▸ **Goal**
Take the data that follows and retype it word for word.
-- Start Materials provided --
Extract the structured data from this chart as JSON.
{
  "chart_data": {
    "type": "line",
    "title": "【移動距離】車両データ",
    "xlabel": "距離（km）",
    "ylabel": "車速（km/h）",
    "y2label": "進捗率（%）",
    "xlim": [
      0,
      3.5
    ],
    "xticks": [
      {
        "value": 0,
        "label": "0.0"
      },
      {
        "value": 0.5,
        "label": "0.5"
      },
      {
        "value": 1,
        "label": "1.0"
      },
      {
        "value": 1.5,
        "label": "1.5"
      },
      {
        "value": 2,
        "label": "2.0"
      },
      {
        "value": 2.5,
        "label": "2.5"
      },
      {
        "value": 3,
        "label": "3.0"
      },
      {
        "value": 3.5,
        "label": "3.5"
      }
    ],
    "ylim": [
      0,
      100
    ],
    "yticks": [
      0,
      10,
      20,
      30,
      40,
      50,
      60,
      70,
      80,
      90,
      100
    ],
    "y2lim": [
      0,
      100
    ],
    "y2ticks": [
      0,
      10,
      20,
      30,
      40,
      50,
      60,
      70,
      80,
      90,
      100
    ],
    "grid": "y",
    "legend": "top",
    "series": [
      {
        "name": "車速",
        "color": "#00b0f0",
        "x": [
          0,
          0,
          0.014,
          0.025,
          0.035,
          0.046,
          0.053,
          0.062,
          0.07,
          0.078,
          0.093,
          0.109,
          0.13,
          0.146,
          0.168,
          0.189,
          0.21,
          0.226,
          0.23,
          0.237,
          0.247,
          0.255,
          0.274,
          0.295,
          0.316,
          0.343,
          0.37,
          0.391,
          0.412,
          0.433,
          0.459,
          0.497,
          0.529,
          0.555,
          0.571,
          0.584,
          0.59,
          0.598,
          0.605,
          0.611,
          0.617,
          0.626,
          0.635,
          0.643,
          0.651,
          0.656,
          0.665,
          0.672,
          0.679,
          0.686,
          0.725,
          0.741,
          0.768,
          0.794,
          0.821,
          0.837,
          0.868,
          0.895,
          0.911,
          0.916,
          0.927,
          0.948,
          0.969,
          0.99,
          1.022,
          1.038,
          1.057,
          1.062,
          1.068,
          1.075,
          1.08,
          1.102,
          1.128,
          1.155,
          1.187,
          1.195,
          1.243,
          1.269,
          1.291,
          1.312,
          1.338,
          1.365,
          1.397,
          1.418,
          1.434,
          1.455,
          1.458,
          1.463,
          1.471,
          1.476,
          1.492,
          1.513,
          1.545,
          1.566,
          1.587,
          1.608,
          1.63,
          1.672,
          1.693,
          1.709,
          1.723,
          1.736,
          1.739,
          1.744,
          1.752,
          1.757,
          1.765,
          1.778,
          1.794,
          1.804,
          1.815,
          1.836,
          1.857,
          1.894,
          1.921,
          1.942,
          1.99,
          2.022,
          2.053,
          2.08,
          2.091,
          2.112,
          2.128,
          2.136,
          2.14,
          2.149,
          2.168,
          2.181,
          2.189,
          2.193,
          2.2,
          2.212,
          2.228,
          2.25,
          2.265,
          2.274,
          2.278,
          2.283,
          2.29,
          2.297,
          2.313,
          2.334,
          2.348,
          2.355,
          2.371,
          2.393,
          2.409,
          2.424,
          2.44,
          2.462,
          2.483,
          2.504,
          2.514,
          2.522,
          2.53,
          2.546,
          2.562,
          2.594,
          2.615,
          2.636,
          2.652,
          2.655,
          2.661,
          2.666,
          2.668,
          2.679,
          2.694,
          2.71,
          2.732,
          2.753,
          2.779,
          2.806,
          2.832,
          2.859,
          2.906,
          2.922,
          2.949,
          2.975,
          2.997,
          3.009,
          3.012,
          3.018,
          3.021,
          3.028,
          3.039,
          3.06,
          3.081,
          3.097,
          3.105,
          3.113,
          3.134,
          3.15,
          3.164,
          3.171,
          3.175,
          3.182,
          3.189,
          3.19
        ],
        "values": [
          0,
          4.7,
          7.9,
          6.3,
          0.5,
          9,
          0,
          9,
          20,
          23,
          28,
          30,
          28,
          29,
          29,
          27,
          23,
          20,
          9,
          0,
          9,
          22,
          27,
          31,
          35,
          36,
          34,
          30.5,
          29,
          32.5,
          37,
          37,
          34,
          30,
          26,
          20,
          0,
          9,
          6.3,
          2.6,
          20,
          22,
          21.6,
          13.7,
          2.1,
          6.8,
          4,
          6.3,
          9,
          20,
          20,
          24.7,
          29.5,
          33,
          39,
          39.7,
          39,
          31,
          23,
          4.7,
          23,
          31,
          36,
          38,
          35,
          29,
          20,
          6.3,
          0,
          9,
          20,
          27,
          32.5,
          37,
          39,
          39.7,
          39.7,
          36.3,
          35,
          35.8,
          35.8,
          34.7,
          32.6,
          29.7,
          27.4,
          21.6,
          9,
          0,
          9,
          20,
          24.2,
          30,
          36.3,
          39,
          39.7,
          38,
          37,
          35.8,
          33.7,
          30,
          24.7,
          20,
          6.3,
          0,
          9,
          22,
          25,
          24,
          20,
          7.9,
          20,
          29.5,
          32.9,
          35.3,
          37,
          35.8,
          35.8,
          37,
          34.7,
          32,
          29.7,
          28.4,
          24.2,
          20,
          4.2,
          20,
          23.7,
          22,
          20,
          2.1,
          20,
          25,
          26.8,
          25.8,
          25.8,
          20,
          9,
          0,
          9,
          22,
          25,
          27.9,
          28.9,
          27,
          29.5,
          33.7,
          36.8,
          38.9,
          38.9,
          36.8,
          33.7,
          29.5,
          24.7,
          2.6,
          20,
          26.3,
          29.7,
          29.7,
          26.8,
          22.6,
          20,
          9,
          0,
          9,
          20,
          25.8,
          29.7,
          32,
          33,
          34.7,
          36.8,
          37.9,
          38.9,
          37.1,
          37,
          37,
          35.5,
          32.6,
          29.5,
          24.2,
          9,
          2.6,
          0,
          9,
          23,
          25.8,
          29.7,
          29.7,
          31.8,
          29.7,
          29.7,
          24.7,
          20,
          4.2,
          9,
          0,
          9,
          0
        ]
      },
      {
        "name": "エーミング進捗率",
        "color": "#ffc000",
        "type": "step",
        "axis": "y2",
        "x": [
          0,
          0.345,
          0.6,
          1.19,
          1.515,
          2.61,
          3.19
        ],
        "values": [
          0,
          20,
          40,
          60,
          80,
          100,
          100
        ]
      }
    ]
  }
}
-- End Materials provided --
▸ **Expected answer**
Extract the structured data from this chart as JSON.
{
  "chart_data": {
    "type": "line",
    "title": "【移動距離】車両データ",
    "xlabel": "距離（km）",
    "ylabel": "車速（km/h）",
    "y2label": "進捗率（%）",
    "xlim": [
      0,
      3.5
    ],
    "xticks": [
      {
        "value": 0,
        "label": "0.0"
      },
      {
        "value": 0.5,
        "label": "0.5"
      },
      {
        "value": 1,
        "label": "1.0"
      },
      {
        "value": 1.5,
        "label": "1.5"
      },
      {
        "value": 2,
        "label": "2.0"
      },
      {
        "value": 2.5,
        "label": "2.5"
      },
      {
        "value": 3,
        "label": "3.0"
      },
      {
        "value": 3.5,
        "label": "3.5"
      }
    ],
    "ylim": [
      0,
      100
    ],
    "yticks": [
      0,
      10,
      20,
      30,
      40,
      50,
      60,
      70,
      80,
      90,
      100
    ],
    "y2lim": [
      0,
      100
    ],
    "y2ticks": [
      0,
      10,
      20,
      30,
      40,
      50,
      60,
      70,
      80,
      90,
      100
    ],
    "grid": "y",
    "legend": "top",
    "series": [
      {
        "name": "車速",
        "color": "#00b0f0",
        "x": [
          0,
          0,
          0.014,
          0.025,
          0.035,
          0.046,
          0.053,
          0.062,
          0.07,
          0.078,
          0.093,
          0.109,
          0.13,
          0.146,
          0.168,
          0.189,
          0.21,
          0.226,
          0.23,
          0.237,
          0.247,
          0.255,
          0.274,
          0.295,
          0.316,
          0.343,
          0.37,
          0.391,
          0.412,
          0.433,
          0.459,
          0.497,
          0.529,
          0.555,
          0.571,
          0.584,
          0.59,
          0.598,
          0.605,
          0.611,
          0.617,
          0.626,
          0.635,
          0.643,
          0.651,
          0.656,
          0.665,
          0.672,
          0.679,
          0.686,
          0.725,
          0.741,
          0.768,
          0.794,
          0.821,
          0.837,
          0.868,
          0.895,
          0.911,
          0.916,
          0.927,
          0.948,
          0.969,
          0.99,
          1.022,
          1.038,
          1.057,
          1.062,
          1.068,
          1.075,
          1.08,
          1.102,
          1.128,
          1.155,
          1.187,
          1.195,
          1.243,
          1.269,
          1.291,
          1.312,
          1.338,
          1.365,
          1.397,
          1.418,
          1.434,
          1.455,
          1.458,
          1.463,
          1.471,
          1.476,
          1.492,
          1.513,
          1.545,
          1.566,
          1.587,
          1.608,
          1.63,
          1.672,
          1.693,
          1.709,
          1.723,
          1.736,
          1.739,
          1.744,
          1.752,
          1.757,
          1.765,
          1.778,
          1.794,
          1.804,
          1.815,
          1.836,
          1.857,
          1.894,
          1.921,
          1.942,
          1.99,
          2.022,
          2.053,
          2.08,
          2.091,
          2.112,
          2.128,
          2.136,
          2.14,
          2.149,
          2.168,
          2.181,
          2.189,
          2.193,
          2.2,
          2.212,
          2.228,
          2.25,
          2.265,
          2.274,
          2.278,
          2.283,
          2.29,
          2.297,
          2.313,
          2.334,
          2.348,
          2.355,
          2.371,
          2.393,
          2.409,
          2.424,
          2.44,
          2.462,
          2.483,
          2.504,
          2.514,
          2.522,
          2.53,
          2.546,
          2.562,
          2.594,
          2.615,
          2.636,
          2.652,
          2.655,
          2.661,
          2.666,
          2.668,
          2.679,
          2.694,
          2.71,
          2.732,
          2.753,
          2.779,
          2.806,
          2.832,
          2.859,
          2.906,
          2.922,
          2.949,
          2.975,
          2.997,
          3.009,
          3.012,
          3.018,
          3.021,
          3.028,
          3.039,
          3.06,
          3.081,
          3.097,
          3.105,
          3.113,
          3.134,
          3.15,
          3.164,
          3.171,
          3.175,
          3.182,
          3.189,
          3.19
        ],
        "values": [
          0,
          4.7,
          7.9,
          6.3,
          0.5,
          9,
          0,
          9,
          20,
          23,
          28,
          30,
          28,
          29,
          29,
          27,
          23,
          20,
          9,
          0,
          9,
          22,
          27,
          31,
          35,
          36,
          34,
          30.5,
          29,
          32.5,
          37,
          37,
          34,
          30,
          26,
          20,
          0,
          9,
          6.3,
          2.6,
          20,
          22,
          21.6,
          13.7,
          2.1,
          6.8,
          4,
          6.3,
          9,
          20,
          20,
          24.7,
          29.5,
          33,
          39,
          39.7,
          39,
          31,
          23,
          4.7,
          23,
          31,
          36,
          38,
          35,
          29,
          20,
          6.3,
          0,
          9,
          20,
          27,
          32.5,
          37,
          39,
          39.7,
          39.7,
          36.3,
          35,
          35.8,
          35.8,
          34.7,
          32.6,
          29.7,
          27.4,
          21.6,
          9,
          0,
          9,
          20,
          24.2,
          30,
          36.3,
          39,
          39.7,
          38,
          37,
          35.8,
          33.7,
          30,
          24.7,
          20,
          6.3,
          0,
          9,
          22,
          25,
          24,
          20,
          7.9,
          20,
          29.5,
          32.9,
          35.3,
          37,
          35.8,
          35.8,
          37,
          34.7,
          32,
          29.7,
          28.4,
          24.2,
          20,
          4.2,
          20,
          23.7,
          22,
          20,
          2.1,
          20,
          25,
          26.8,
          25.8,
          25.8,
          20,
          9,
          0,
          9,
          22,
          25,
          27.9,
          28.9,
          27,
          29.5,
          33.7,
          36.8,
          38.9,
          38.9,
          36.8,
          33.7,
          29.5,
          24.7,
          2.6,
          20,
          26.3,
          29.7,
          29.7,
          26.8,
          22.6,
          20,
          9,
          0,
          9,
          20,
          25.8,
          29.7,
          32,
          33,
          34.7,
          36.8,
          37.9,
          38.9,
          37.1,
          37,
          37,
          35.5,
          32.6,
          29.5,
          24.2,
          9,
          2.6,
          0,
          9,
          23,
          25.8,
          29.7,
          29.7,
          31.8,
          29.7,
          29.7,
          24.7,
          20,
          4.2,
          9,
          0,
          9,
          0
        ]
      },
      {
        "name": "エーミング進捗率",
        "color": "#ffc000",
        "type": "step",
        "axis": "y2",
        "x": [
          0,
          0.345,
          0.6,
          1.19,
          1.515,
          2.61,
          3.19
        ],
        "values": [
          0,
          20,
          40,
          60,
          80,
          100,
          100
        ]
      }
    ]
  }
}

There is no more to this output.